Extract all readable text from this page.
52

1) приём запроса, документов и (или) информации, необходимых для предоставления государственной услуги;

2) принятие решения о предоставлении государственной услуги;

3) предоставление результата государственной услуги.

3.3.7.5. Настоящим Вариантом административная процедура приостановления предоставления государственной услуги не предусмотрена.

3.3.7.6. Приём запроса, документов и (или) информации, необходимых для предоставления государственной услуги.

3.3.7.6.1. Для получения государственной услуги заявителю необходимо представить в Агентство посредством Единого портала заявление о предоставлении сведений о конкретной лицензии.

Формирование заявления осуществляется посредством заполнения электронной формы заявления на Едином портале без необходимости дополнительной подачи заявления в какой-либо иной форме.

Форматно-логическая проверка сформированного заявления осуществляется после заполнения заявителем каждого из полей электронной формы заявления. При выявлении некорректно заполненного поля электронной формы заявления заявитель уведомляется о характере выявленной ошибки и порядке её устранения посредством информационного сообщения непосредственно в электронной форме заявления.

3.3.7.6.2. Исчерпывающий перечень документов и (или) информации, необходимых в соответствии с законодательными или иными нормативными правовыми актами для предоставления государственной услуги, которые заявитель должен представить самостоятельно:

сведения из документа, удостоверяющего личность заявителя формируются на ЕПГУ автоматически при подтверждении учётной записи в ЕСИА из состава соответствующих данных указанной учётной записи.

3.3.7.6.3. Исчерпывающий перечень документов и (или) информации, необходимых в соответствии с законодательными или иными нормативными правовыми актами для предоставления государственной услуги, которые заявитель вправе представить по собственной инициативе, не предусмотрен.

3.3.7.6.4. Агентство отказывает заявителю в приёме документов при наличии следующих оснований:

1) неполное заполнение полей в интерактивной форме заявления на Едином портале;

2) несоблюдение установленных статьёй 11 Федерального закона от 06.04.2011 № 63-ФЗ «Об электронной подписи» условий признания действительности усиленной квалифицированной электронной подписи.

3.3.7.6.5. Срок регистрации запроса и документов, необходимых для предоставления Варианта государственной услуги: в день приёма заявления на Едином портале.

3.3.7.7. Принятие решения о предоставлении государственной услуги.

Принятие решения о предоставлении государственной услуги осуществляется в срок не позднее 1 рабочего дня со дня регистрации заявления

» **EXERCISE BRIEF**:
Some lines of the data above may hold the word "заявителю"; report how many do, and nothing else.

» **SOLUTION**:
2